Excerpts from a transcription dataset
= = = =

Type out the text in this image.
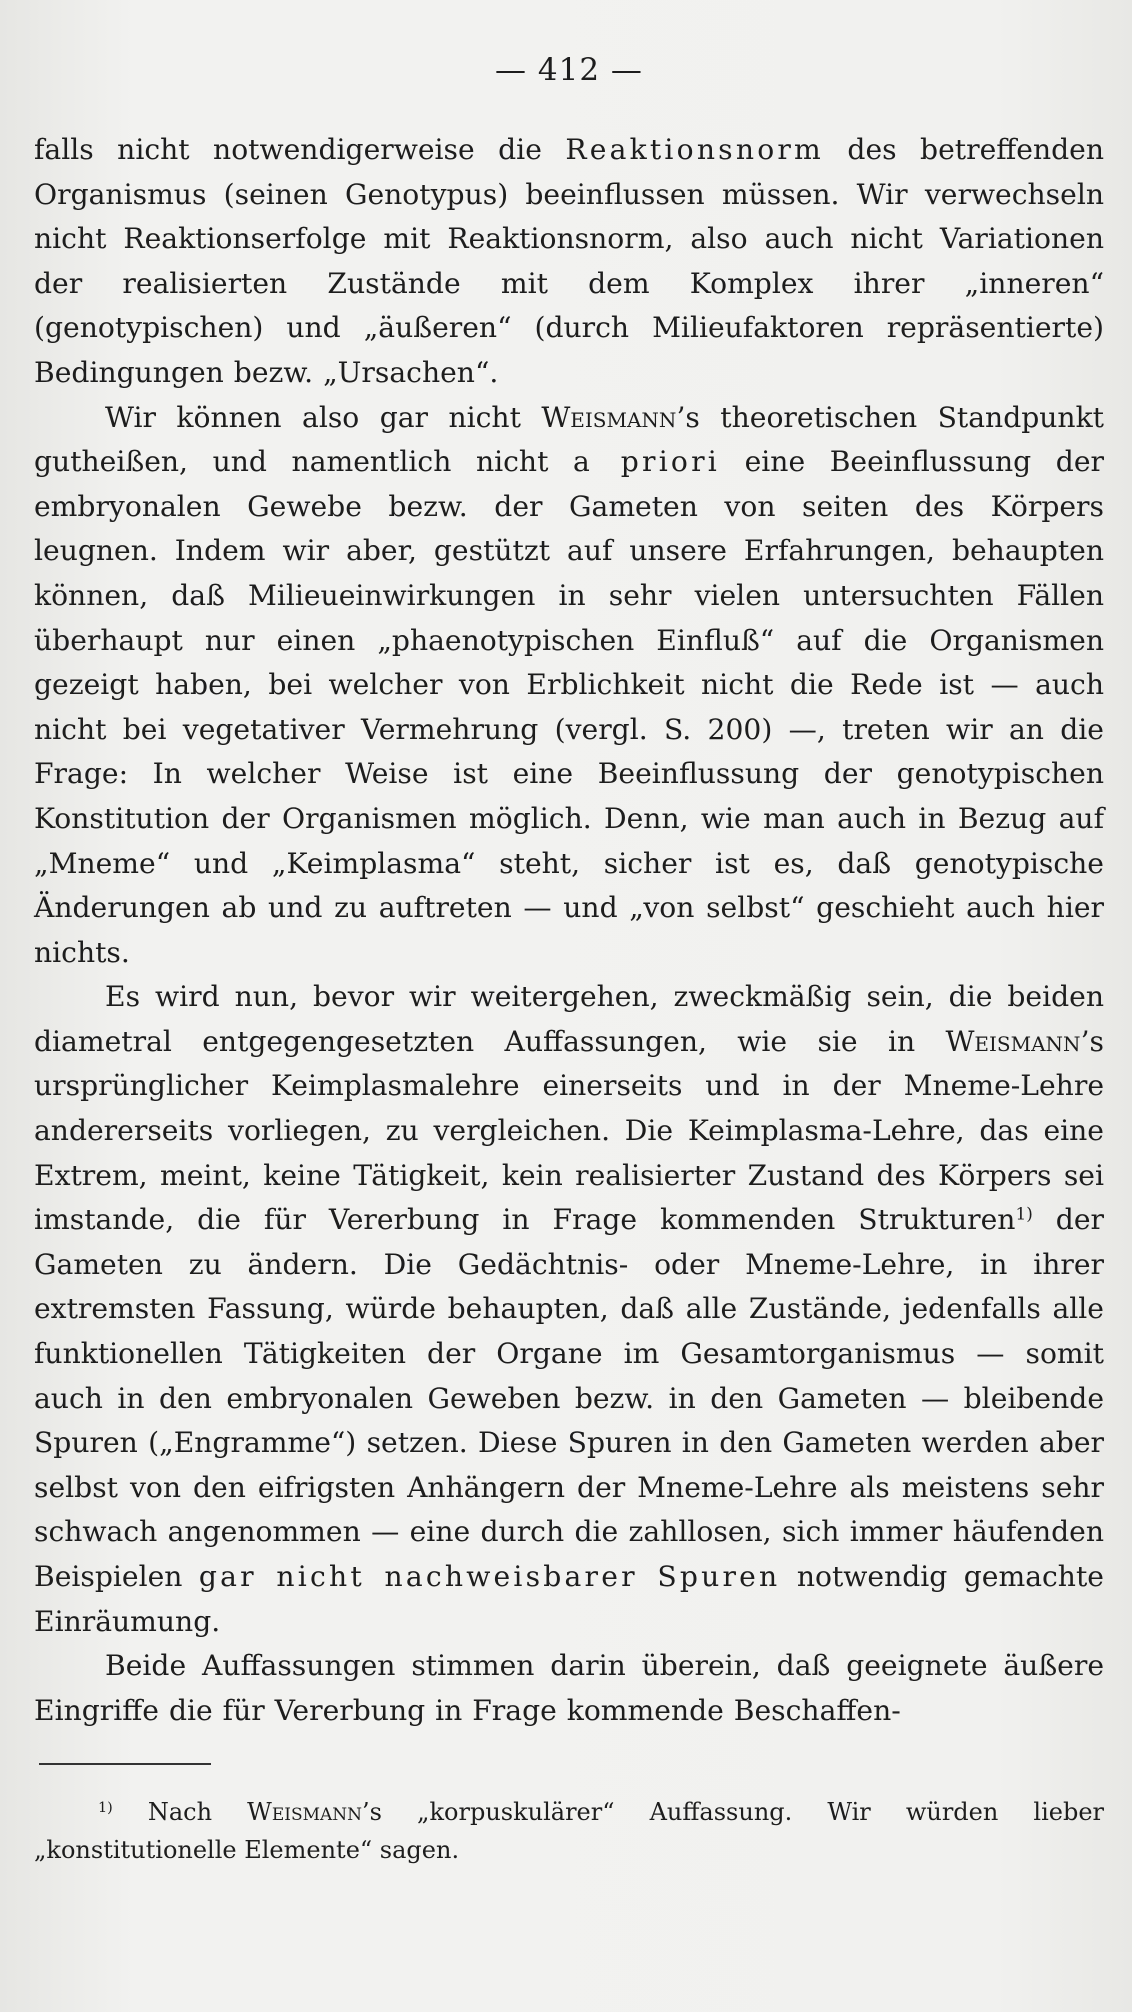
— 412 —

falls nicht notwendigerweise die Reaktionsnorm des betreffenden Organismus (seinen Genotypus) beeinflussen müssen. Wir verwechseln nicht Reaktionserfolge mit Reaktionsnorm, also auch nicht Variationen der realisierten Zustände mit dem Komplex ihrer „inneren“ (genotypischen) und „äußeren“ (durch Milieufaktoren repräsentierte) Bedingungen bezw. „Ursachen“.

Wir können also gar nicht Weismann’s theoretischen Standpunkt gutheißen, und namentlich nicht a priori eine Beeinflussung der embryonalen Gewebe bezw. der Gameten von seiten des Körpers leugnen. Indem wir aber, gestützt auf unsere Erfahrungen, behaupten können, daß Milieueinwirkungen in sehr vielen untersuchten Fällen überhaupt nur einen „phaenotypischen Einfluß“ auf die Organismen gezeigt haben, bei welcher von Erblichkeit nicht die Rede ist — auch nicht bei vegetativer Vermehrung (vergl. S. 200) —, treten wir an die Frage: In welcher Weise ist eine Beeinflussung der genotypischen Konstitution der Organismen möglich. Denn, wie man auch in Bezug auf „Mneme“ und „Keimplasma“ steht, sicher ist es, daß genotypische Änderungen ab und zu auftreten — und „von selbst“ geschieht auch hier nichts.

Es wird nun, bevor wir weitergehen, zweckmäßig sein, die beiden diametral entgegengesetzten Auffassungen, wie sie in Weismann’s ursprünglicher Keimplasmalehre einerseits und in der Mneme-Lehre andererseits vorliegen, zu vergleichen. Die Keimplasma-Lehre, das eine Extrem, meint, keine Tätigkeit, kein realisierter Zustand des Körpers sei imstande, die für Vererbung in Frage kommenden Strukturen$^{1)}$ der Gameten zu ändern. Die Gedächtnis- oder Mneme-Lehre, in ihrer extremsten Fassung, würde behaupten, daß alle Zustände, jedenfalls alle funktionellen Tätigkeiten der Organe im Gesamtorganismus — somit auch in den embryonalen Geweben bezw. in den Gameten — bleibende Spuren („Engramme“) setzen. Diese Spuren in den Gameten werden aber selbst von den eifrigsten Anhängern der Mneme-Lehre als meistens sehr schwach angenommen — eine durch die zahllosen, sich immer häufenden Beispielen gar nicht nachweisbarer Spuren notwendig gemachte Einräumung.

Beide Auffassungen stimmen darin überein, daß geeignete äußere Eingriffe die für Vererbung in Frage kommende Beschaffen-

$^{1)}$ Nach Weismann’s „korpuskulärer“ Auffassung. Wir würden lieber „konstitutionelle Elemente“ sagen.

= = = =

* Exercise prompt:
The lines above that include "aber" should each be listed.

* Answer section:
Wir können also gar nicht Weismann’s theoretischen Standpunkt gutheißen, und namentlich nicht a priori eine Beeinflussung der embryonalen Gewebe bezw. der Gameten von seiten des Körpers leugnen. Indem wir aber, gestützt auf unsere Erfahrungen, behaupten können, daß Milieueinwirkungen in sehr vielen untersuchten Fällen überhaupt nur einen „phaenotypischen Einfluß“ auf die Organismen gezeigt haben, bei welcher von Erblichkeit nicht die Rede ist — auch nicht bei vegetativer Vermehrung (vergl. S. 200) —, treten wir an die Frage: In welcher Weise ist eine Beeinflussung der genotypischen Konstitution der Organismen möglich. Denn, wie man auch in Bezug auf „Mneme“ und „Keimplasma“ steht, sicher ist es, daß genotypische Änderungen ab und zu auftreten — und „von selbst“ geschieht auch hier nichts.
Es wird nun, bevor wir weitergehen, zweckmäßig sein, die beiden diametral entgegengesetzten Auffassungen, wie sie in Weismann’s ursprünglicher Keimplasmalehre einerseits und in der Mneme-Lehre andererseits vorliegen, zu vergleichen. Die Keimplasma-Lehre, das eine Extrem, meint, keine Tätigkeit, kein realisierter Zustand des Körpers sei imstande, die für Vererbung in Frage kommenden Strukturen$^{1)}$ der Gameten zu ändern. Die Gedächtnis- oder Mneme-Lehre, in ihrer extremsten Fassung, würde behaupten, daß alle Zustände, jedenfalls alle funktionellen Tätigkeiten der Organe im Gesamtorganismus — somit auch in den embryonalen Geweben bezw. in den Gameten — bleibende Spuren („Engramme“) setzen. Diese Spuren in den Gameten werden aber selbst von den eifrigsten Anhängern der Mneme-Lehre als meistens sehr schwach angenommen — eine durch die zahllosen, sich immer häufenden Beispielen gar nicht nachweisbarer Spuren notwendig gemachte Einräumung.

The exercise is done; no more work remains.